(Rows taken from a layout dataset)
===

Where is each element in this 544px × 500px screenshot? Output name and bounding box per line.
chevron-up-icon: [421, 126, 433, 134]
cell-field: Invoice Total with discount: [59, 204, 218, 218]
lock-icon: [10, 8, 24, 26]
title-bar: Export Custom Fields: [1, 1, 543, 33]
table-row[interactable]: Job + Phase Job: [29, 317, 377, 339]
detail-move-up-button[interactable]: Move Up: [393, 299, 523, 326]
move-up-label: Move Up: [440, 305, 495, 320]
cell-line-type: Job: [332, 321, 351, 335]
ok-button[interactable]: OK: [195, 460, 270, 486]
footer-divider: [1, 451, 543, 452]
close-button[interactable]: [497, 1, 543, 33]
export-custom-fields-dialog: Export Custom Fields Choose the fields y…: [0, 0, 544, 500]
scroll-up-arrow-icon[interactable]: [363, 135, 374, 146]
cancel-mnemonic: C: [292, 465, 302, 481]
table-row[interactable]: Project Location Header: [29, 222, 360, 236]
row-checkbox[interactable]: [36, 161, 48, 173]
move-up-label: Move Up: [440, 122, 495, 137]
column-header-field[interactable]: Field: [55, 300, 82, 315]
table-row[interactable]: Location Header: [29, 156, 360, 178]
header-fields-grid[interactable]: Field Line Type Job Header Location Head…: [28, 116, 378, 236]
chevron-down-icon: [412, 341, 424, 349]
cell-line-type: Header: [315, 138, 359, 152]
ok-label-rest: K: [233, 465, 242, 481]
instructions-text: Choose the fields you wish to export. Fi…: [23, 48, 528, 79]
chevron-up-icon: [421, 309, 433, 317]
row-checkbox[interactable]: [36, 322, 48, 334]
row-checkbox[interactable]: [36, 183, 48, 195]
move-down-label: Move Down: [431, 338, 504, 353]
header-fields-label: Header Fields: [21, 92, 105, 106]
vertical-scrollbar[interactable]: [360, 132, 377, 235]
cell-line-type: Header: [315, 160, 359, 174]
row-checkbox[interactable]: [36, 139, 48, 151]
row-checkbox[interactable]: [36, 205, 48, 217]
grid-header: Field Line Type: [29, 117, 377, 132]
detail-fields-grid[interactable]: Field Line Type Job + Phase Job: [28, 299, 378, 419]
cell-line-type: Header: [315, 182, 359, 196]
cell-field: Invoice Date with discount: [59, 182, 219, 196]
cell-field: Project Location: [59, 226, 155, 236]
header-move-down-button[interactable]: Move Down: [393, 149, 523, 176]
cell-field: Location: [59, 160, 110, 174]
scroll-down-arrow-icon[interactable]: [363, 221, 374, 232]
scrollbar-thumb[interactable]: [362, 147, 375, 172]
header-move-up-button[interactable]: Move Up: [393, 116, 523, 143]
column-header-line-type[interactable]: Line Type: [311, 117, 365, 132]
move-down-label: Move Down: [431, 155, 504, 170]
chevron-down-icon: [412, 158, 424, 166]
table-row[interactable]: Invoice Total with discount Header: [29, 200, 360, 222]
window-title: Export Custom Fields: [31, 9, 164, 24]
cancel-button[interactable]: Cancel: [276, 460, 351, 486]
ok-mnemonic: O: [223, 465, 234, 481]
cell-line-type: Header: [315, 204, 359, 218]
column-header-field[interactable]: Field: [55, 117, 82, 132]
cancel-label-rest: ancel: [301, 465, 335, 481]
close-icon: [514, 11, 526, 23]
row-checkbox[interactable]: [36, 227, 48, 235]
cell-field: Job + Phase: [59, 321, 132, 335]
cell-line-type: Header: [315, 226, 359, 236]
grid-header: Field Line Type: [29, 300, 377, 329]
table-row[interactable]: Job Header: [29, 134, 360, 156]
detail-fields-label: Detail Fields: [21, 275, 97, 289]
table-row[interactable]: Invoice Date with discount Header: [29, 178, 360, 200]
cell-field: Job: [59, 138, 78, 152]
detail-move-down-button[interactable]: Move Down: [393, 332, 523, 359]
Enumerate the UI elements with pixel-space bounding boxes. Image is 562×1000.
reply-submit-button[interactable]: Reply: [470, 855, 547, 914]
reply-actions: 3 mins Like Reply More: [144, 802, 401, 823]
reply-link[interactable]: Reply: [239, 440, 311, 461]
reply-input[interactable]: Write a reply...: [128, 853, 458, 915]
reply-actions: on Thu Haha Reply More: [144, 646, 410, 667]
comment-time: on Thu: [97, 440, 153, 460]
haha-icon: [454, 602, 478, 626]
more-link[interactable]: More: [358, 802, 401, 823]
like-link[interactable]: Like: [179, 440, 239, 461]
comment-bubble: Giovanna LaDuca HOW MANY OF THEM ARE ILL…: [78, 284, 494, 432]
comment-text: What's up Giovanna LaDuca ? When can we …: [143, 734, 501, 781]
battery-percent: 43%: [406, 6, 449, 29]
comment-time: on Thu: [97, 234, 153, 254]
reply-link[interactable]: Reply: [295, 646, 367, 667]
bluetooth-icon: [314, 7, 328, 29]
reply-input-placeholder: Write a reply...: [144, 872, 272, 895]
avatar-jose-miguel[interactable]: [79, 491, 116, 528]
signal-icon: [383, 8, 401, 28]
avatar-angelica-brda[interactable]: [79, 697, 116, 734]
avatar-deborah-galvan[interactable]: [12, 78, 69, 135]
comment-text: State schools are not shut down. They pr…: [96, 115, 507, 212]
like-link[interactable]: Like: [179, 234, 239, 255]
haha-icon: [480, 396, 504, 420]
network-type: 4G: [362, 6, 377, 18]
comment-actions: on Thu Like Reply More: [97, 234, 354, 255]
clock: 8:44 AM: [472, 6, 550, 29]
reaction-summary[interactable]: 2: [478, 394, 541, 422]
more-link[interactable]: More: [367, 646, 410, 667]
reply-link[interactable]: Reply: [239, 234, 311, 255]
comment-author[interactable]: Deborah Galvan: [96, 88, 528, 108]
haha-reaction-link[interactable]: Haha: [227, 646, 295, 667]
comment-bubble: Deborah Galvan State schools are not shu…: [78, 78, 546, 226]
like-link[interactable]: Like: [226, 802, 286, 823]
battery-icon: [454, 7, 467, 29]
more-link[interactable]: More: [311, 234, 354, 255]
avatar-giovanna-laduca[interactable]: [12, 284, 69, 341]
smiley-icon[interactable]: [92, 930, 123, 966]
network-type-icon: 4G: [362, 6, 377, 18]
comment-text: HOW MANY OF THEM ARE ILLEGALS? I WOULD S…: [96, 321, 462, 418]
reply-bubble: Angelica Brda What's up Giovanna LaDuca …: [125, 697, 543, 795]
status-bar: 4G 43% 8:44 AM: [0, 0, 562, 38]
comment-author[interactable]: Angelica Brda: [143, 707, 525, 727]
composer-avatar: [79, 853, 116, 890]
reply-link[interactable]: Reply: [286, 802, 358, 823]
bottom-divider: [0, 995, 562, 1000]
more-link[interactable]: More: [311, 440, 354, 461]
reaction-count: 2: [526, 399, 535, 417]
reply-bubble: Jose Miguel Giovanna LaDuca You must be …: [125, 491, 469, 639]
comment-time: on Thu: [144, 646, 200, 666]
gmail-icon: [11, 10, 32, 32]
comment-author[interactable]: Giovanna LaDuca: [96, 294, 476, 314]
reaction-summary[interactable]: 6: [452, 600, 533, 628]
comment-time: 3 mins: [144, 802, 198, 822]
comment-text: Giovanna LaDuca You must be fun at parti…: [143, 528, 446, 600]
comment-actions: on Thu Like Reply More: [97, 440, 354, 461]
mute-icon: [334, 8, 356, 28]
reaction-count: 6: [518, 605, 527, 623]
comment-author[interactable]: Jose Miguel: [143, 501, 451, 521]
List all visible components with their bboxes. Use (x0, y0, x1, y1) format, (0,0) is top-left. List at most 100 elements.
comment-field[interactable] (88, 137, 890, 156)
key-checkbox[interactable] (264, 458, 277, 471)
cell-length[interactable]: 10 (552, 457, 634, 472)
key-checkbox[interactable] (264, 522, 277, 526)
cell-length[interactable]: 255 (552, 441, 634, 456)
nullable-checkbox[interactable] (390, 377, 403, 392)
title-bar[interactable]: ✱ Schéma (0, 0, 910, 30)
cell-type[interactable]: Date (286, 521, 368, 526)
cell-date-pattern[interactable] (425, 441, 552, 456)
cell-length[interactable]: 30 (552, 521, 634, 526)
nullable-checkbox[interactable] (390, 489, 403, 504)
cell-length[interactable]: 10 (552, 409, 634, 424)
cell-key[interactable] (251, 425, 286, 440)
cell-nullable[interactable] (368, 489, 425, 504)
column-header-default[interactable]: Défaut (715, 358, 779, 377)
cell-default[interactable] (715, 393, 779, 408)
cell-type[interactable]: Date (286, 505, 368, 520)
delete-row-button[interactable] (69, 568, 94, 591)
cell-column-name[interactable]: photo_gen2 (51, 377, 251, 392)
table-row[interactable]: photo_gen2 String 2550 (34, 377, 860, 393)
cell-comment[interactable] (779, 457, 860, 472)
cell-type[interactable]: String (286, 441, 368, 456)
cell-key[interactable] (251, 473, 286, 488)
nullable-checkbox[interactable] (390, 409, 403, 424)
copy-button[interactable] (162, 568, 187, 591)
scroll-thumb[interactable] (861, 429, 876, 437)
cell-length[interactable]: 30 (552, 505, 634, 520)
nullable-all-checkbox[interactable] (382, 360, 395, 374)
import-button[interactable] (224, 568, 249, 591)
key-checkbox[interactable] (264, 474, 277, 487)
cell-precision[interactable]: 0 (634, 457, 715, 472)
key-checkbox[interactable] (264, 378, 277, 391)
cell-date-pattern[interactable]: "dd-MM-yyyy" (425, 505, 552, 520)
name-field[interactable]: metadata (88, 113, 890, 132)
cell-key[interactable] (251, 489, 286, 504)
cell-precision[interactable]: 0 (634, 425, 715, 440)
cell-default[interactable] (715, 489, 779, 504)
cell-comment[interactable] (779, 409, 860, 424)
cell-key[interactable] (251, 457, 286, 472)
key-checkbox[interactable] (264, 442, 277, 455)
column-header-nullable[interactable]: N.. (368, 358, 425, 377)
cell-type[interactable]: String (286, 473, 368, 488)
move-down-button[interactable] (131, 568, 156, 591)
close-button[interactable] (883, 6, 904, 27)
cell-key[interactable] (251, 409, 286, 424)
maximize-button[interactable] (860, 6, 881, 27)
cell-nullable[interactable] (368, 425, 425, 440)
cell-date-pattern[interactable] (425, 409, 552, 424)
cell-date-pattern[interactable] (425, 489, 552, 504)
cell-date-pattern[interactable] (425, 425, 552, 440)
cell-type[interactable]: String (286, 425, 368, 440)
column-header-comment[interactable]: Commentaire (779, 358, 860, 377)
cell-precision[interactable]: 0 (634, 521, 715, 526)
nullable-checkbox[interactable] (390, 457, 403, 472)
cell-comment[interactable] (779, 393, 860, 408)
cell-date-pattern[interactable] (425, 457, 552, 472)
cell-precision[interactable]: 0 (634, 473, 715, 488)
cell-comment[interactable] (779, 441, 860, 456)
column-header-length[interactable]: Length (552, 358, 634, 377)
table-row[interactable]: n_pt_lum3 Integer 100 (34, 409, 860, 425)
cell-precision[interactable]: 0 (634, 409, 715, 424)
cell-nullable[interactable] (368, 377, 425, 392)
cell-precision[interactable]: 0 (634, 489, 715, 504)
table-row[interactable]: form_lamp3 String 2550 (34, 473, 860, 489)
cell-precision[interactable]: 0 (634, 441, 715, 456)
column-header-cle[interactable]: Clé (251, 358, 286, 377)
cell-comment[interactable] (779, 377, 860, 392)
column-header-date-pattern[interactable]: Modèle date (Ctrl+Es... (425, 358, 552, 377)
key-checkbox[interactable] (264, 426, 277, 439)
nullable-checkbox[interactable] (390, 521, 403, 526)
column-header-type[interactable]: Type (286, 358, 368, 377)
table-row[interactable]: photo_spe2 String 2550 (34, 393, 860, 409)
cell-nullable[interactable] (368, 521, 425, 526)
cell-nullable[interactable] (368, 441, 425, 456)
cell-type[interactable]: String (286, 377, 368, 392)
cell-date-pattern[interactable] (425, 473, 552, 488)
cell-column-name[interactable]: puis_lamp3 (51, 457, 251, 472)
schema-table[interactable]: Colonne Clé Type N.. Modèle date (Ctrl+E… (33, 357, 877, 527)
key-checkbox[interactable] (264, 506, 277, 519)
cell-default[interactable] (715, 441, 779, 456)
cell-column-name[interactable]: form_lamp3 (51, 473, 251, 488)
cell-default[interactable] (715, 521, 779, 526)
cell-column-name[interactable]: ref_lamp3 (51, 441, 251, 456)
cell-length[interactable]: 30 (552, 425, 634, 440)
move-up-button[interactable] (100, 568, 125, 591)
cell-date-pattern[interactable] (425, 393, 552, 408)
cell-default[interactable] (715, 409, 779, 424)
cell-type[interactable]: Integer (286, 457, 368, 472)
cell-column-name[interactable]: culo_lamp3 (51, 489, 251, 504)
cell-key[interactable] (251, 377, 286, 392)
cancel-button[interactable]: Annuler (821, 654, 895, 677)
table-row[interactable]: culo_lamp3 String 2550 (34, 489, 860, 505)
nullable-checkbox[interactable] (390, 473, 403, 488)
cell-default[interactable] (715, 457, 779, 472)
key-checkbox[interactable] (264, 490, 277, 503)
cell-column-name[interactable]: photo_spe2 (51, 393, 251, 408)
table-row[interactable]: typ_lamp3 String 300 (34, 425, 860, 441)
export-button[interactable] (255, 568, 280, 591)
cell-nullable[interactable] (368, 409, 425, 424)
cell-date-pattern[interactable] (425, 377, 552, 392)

===

● **REQUIRED WORK**
Print the records exactly, from the first line through the line containing "cancel-mnemonic: C: [292, 465, 302, 481]", inclusive.

● **RESULT**
Where is each element in this 544px × 500px screenshot? Output name and bounding box per line.
chevron-up-icon: [421, 126, 433, 134]
cell-field: Invoice Total with discount: [59, 204, 218, 218]
lock-icon: [10, 8, 24, 26]
title-bar: Export Custom Fields: [1, 1, 543, 33]
table-row[interactable]: Job + Phase Job: [29, 317, 377, 339]
detail-move-up-button[interactable]: Move Up: [393, 299, 523, 326]
move-up-label: Move Up: [440, 305, 495, 320]
cell-line-type: Job: [332, 321, 351, 335]
ok-button[interactable]: OK: [195, 460, 270, 486]
footer-divider: [1, 451, 543, 452]
close-button[interactable]: [497, 1, 543, 33]
export-custom-fields-dialog: Export Custom Fields Choose the fields y…: [0, 0, 544, 500]
scroll-up-arrow-icon[interactable]: [363, 135, 374, 146]
cancel-mnemonic: C: [292, 465, 302, 481]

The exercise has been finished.